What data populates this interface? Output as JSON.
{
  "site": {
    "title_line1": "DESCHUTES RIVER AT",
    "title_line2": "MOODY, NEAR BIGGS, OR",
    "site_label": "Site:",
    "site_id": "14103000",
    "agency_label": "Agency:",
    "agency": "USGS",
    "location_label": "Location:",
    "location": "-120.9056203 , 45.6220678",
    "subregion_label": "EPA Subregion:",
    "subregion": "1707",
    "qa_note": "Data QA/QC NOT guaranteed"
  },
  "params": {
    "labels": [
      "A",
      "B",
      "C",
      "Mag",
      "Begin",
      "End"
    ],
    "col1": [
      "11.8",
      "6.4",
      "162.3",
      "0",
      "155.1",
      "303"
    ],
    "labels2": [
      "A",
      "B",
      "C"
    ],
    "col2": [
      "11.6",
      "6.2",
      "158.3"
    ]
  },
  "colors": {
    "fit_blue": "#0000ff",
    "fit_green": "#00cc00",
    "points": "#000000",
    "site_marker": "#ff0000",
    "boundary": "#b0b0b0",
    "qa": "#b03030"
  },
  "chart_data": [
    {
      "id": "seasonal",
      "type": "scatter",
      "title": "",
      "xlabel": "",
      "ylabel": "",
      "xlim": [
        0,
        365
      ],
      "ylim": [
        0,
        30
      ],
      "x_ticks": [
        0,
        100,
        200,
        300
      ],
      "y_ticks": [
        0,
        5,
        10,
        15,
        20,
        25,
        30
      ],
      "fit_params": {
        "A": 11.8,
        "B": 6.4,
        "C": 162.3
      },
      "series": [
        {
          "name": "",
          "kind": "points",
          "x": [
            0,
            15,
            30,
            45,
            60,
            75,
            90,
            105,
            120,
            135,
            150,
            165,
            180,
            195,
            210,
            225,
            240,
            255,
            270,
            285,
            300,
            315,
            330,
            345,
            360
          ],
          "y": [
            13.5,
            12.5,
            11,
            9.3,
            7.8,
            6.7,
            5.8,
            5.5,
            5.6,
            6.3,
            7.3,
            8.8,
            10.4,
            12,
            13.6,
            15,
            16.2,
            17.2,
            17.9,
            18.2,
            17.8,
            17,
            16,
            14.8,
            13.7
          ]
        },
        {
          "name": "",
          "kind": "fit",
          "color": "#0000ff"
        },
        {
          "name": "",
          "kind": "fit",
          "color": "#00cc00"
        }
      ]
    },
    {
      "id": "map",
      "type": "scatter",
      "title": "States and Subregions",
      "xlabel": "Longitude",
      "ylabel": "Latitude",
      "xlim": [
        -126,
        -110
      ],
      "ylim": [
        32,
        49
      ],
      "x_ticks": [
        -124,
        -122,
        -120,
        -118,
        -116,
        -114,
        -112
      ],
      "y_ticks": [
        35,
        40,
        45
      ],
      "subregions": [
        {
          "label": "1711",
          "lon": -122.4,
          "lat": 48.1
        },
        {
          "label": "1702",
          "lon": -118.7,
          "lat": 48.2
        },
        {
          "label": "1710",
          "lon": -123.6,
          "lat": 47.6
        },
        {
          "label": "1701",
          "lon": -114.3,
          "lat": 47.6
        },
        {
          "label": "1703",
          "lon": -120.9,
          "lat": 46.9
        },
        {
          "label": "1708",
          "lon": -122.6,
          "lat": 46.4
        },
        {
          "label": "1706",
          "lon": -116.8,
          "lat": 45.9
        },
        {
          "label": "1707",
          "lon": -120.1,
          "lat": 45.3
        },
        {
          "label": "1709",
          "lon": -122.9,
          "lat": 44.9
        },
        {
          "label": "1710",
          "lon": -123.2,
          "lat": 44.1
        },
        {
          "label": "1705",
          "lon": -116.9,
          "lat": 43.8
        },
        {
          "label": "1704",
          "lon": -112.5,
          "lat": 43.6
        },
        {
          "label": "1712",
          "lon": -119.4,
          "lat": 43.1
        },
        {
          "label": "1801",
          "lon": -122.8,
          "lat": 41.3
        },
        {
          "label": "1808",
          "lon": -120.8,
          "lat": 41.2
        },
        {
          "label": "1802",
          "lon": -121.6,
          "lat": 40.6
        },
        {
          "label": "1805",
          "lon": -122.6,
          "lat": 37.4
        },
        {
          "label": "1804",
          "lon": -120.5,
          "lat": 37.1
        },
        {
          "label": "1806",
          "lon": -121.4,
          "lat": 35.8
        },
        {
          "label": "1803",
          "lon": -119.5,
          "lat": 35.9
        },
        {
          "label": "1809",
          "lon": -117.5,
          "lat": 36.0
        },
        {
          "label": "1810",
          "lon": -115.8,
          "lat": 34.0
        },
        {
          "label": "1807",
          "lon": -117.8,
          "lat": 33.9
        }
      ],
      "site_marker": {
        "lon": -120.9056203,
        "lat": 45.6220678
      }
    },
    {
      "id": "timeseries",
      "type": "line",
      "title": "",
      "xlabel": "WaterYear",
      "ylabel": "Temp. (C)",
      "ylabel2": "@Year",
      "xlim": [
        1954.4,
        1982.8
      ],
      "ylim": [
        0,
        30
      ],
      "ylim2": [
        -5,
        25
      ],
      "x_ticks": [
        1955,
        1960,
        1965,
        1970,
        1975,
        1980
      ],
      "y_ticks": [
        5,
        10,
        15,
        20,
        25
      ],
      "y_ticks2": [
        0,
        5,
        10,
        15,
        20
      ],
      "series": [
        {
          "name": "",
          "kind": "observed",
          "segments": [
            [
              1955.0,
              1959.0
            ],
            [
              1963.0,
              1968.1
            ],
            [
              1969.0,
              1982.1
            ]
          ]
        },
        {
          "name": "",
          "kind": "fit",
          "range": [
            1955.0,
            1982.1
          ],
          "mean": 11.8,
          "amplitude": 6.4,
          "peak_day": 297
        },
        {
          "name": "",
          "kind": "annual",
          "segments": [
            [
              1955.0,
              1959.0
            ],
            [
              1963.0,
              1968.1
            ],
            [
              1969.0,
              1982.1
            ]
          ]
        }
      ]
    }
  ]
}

───

= Objective =
Quote each line above in full, word for word.

= The solution =
What data populates this interface? Output as JSON.
{
  "site": {
    "title_line1": "DESCHUTES RIVER AT",
    "title_line2": "MOODY, NEAR BIGGS, OR",
    "site_label": "Site:",
    "site_id": "14103000",
    "agency_label": "Agency:",
    "agency": "USGS",
    "location_label": "Location:",
    "location": "-120.9056203 , 45.6220678",
    "subregion_label": "EPA Subregion:",
    "subregion": "1707",
    "qa_note": "Data QA/QC NOT guaranteed"
  },
  "params": {
    "labels": [
      "A",
      "B",
      "C",
      "Mag",
      "Begin",
      "End"
    ],
    "col1": [
      "11.8",
      "6.4",
      "162.3",
      "0",
      "155.1",
      "303"
    ],
    "labels2": [
      "A",
      "B",
      "C"
    ],
    "col2": [
      "11.6",
      "6.2",
      "158.3"
    ]
  },
  "colors": {
    "fit_blue": "#0000ff",
    "fit_green": "#00cc00",
    "points": "#000000",
    "site_marker": "#ff0000",
    "boundary": "#b0b0b0",
    "qa": "#b03030"
  },
  "chart_data": [
    {
      "id": "seasonal",
      "type": "scatter",
      "title": "",
      "xlabel": "",
      "ylabel": "",
      "xlim": [
        0,
        365
      ],
      "ylim": [
        0,
        30
      ],
      "x_ticks": [
        0,
        100,
        200,
        300
      ],
      "y_ticks": [
        0,
        5,
        10,
        15,
        20,
        25,
        30
      ],
      "fit_params": {
        "A": 11.8,
        "B": 6.4,
        "C": 162.3
      },
      "series": [
        {
          "name": "",
          "kind": "points",
          "x": [
            0,
            15,
            30,
            45,
            60,
            75,
            90,
            105,
            120,
            135,
            150,
            165,
            180,
            195,
            210,
            225,
            240,
            255,
            270,
            285,
            300,
            315,
            330,
            345,
            360
          ],
          "y": [
            13.5,
            12.5,
            11,
            9.3,
            7.8,
            6.7,
            5.8,
            5.5,
            5.6,
            6.3,
            7.3,
            8.8,
            10.4,
            12,
            13.6,
            15,
            16.2,
            17.2,
            17.9,
            18.2,
            17.8,
            17,
            16,
            14.8,
            13.7
          ]
        },
        {
          "name": "",
          "kind": "fit",
          "color": "#0000ff"
        },
        {
          "name": "",
          "kind": "fit",
          "color": "#00cc00"
        }
      ]
    },
    {
      "id": "map",
      "type": "scatter",
      "title": "States and Subregions",
      "xlabel": "Longitude",
      "ylabel": "Latitude",
      "xlim": [
        -126,
        -110
      ],
      "ylim": [
        32,
        49
      ],
      "x_ticks": [
        -124,
        -122,
        -120,
        -118,
        -116,
        -114,
        -112
      ],
      "y_ticks": [
        35,
        40,
        45
      ],
      "subregions": [
        {
          "label": "1711",
          "lon": -122.4,
          "lat": 48.1
        },
        {
          "label": "1702",
          "lon": -118.7,
          "lat": 48.2
        },
        {
          "label": "1710",
          "lon": -123.6,
          "lat": 47.6
        },
        {
          "label": "1701",
          "lon": -114.3,
          "lat": 47.6
        },
        {
          "label": "1703",
          "lon": -120.9,
          "lat": 46.9
        },
        {
          "label": "1708",
          "lon": -122.6,
          "lat": 46.4
        },
        {
          "label": "1706",
          "lon": -116.8,
          "lat": 45.9
        },
        {
          "label": "1707",
          "lon": -120.1,
          "lat": 45.3
        },
        {
          "label": "1709",
          "lon": -122.9,
          "lat": 44.9
        },
        {
          "label": "1710",
          "lon": -123.2,
          "lat": 44.1
        },
        {
          "label": "1705",
          "lon": -116.9,
          "lat": 43.8
        },
        {
          "label": "1704",
          "lon": -112.5,
          "lat": 43.6
        },
        {
          "label": "1712",
          "lon": -119.4,
          "lat": 43.1
        },
        {
          "label": "1801",
          "lon": -122.8,
          "lat": 41.3
        },
        {
          "label": "1808",
          "lon": -120.8,
          "lat": 41.2
        },
        {
          "label": "1802",
          "lon": -121.6,
          "lat": 40.6
        },
        {
          "label": "1805",
          "lon": -122.6,
          "lat": 37.4
        },
        {
          "label": "1804",
          "lon": -120.5,
          "lat": 37.1
        },
        {
          "label": "1806",
          "lon": -121.4,
          "lat": 35.8
        },
        {
          "label": "1803",
          "lon": -119.5,
          "lat": 35.9
        },
        {
          "label": "1809",
          "lon": -117.5,
          "lat": 36.0
        },
        {
          "label": "1810",
          "lon": -115.8,
          "lat": 34.0
        },
        {
          "label": "1807",
          "lon": -117.8,
          "lat": 33.9
        }
      ],
      "site_marker": {
        "lon": -120.9056203,
        "lat": 45.6220678
      }
    },
    {
      "id": "timeseries",
      "type": "line",
      "title": "",
      "xlabel": "WaterYear",
      "ylabel": "Temp. (C)",
      "ylabel2": "@Year",
      "xlim": [
        1954.4,
        1982.8
      ],
      "ylim": [
        0,
        30
      ],
      "ylim2": [
        -5,
        25
      ],
      "x_ticks": [
        1955,
        1960,
        1965,
        1970,
        1975,
        1980
      ],
      "y_ticks": [
        5,
        10,
        15,
        20,
        25
      ],
      "y_ticks2": [
        0,
        5,
        10,
        15,
        20
      ],
      "series": [
        {
          "name": "",
          "kind": "observed",
          "segments": [
            [
              1955.0,
              1959.0
            ],
            [
              1963.0,
              1968.1
            ],
            [
              1969.0,
              1982.1
            ]
          ]
        },
        {
          "name": "",
          "kind": "fit",
          "range": [
            1955.0,
            1982.1
          ],
          "mean": 11.8,
          "amplitude": 6.4,
          "peak_day": 297
        },
        {
          "name": "",
          "kind": "annual",
          "segments": [
            [
              1955.0,
              1959.0
            ],
            [
              1963.0,
              1968.1
            ],
            [
              1969.0,
              1982.1
            ]
          ]
        }
      ]
    }
  ]
}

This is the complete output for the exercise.